Data extracted from a collection

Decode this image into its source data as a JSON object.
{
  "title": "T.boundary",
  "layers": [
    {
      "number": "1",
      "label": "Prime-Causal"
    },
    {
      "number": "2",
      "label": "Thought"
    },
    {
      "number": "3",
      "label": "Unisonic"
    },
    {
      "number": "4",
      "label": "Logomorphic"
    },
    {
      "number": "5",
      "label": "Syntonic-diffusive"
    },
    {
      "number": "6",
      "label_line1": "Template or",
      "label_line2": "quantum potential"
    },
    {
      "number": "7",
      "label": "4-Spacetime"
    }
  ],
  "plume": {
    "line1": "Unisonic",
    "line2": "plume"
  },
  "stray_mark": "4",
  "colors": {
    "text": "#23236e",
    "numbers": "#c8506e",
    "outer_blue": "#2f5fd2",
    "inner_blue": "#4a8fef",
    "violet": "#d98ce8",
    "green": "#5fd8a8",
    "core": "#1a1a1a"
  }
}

--- Brief ---
Take the entries and copy them out exactly.

--- Completed task ---
Decode this image into its source data as a JSON object.
{
  "title": "T.boundary",
  "layers": [
    {
      "number": "1",
      "label": "Prime-Causal"
    },
    {
      "number": "2",
      "label": "Thought"
    },
    {
      "number": "3",
      "label": "Unisonic"
    },
    {
      "number": "4",
      "label": "Logomorphic"
    },
    {
      "number": "5",
      "label": "Syntonic-diffusive"
    },
    {
      "number": "6",
      "label_line1": "Template or",
      "label_line2": "quantum potential"
    },
    {
      "number": "7",
      "label": "4-Spacetime"
    }
  ],
  "plume": {
    "line1": "Unisonic",
    "line2": "plume"
  },
  "stray_mark": "4",
  "colors": {
    "text": "#23236e",
    "numbers": "#c8506e",
    "outer_blue": "#2f5fd2",
    "inner_blue": "#4a8fef",
    "violet": "#d98ce8",
    "green": "#5fd8a8",
    "core": "#1a1a1a"
  }
}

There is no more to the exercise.